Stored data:

::::::::

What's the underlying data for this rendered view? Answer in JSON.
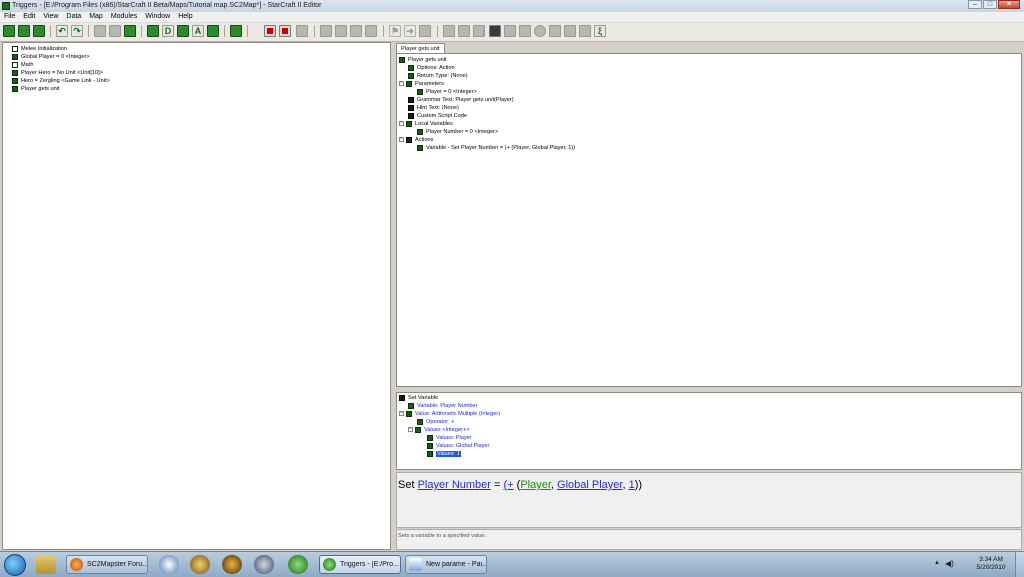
{
  "window": {
    "title": "Triggers - [E:/Program Files (x86)/StarCraft II Beta/Maps/Tutorial map.SC2Map*] - StarCraft II Editor",
    "minimize": "–",
    "maximize": "□",
    "close": "✕"
  },
  "menu": [
    "File",
    "Edit",
    "View",
    "Data",
    "Map",
    "Modules",
    "Window",
    "Help"
  ],
  "toolbar": {
    "icons": [
      "new-trigger-icon",
      "new-folder-icon",
      "save-icon",
      "undo-icon",
      "redo-icon",
      "cut-icon",
      "copy-icon",
      "paste-icon",
      "delete-icon",
      "new-action-icon",
      "new-element-icon",
      "new-variable-icon",
      "text-icon",
      "new-comment-icon",
      "gear-icon",
      "stop-icon",
      "record-icon",
      "page-icon"
    ],
    "glyph_letters": {
      "text": "A",
      "comment": "D"
    }
  },
  "left_tree": [
    {
      "label": "Melee Initialization",
      "icon": "trigger-icon"
    },
    {
      "label": "Global Player = 0 <Integer>",
      "icon": "variable-icon"
    },
    {
      "label": "Math",
      "icon": "trigger-icon"
    },
    {
      "label": "Player Hero = No Unit <Unit[10]>",
      "icon": "variable-icon"
    },
    {
      "label": "Hero = Zergling <Game Link - Unit>",
      "icon": "variable-icon"
    },
    {
      "label": "Player gets unit",
      "icon": "variable-icon"
    }
  ],
  "tab": {
    "label": "Player gets unit"
  },
  "main_tree": {
    "root": "Player gets unit",
    "options": "Options: Action",
    "return_type": "Return Type: (None)",
    "parameters": "Parameters",
    "param_player": "Player = 0 <Integer>",
    "grammar": "Grammar Text: Player gets unit(Player)",
    "hint": "Hint Text: (None)",
    "custom_script": "Custom Script Code",
    "local_variables": "Local Variables",
    "local_player_number": "Player Number = 0 <Integer>",
    "actions": "Actions",
    "action_set": "Variable - Set Player Number = (+ (Player, Global Player, 1))"
  },
  "sub_tree": {
    "root": "Set Variable",
    "variable": "Variable: Player Number",
    "value": "Value: Arithmetic Multiple (Integer)",
    "operator": "Operator: +",
    "values": "Values <Integer+>",
    "values_player": "Values: Player",
    "values_global": "Values: Global Player",
    "values_one": "Values: 1"
  },
  "expression": {
    "prefix": "Set ",
    "variable": "Player Number",
    "eq": " = ",
    "op": "(+",
    "open": " (",
    "arg1": "Player",
    "comma1": ", ",
    "arg2": "Global Player",
    "comma2": ", ",
    "arg3": "1",
    "close": "))"
  },
  "description": "Sets a variable to a specified value.",
  "taskbar": {
    "tasks": [
      {
        "label": "SC2Mapster Foru..."
      },
      {
        "label": "Triggers - [E:/Pro..."
      },
      {
        "label": "New parame - Pai..."
      }
    ],
    "tray_arrow": "▲",
    "speaker": "◀)",
    "time": "3:34 AM",
    "date": "5/20/2010"
  }
}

::::::::

TASK DIRECTIONS: Return each line among the entries that holds the word "Number".

REPLY TO THE EXERCISE:
    "local_player_number": "Player Number = 0 <Integer>",
    "action_set": "Variable - Set Player Number = (+ (Player, Global Player, 1))"
    "variable": "Variable: Player Number",
    "variable": "Player Number",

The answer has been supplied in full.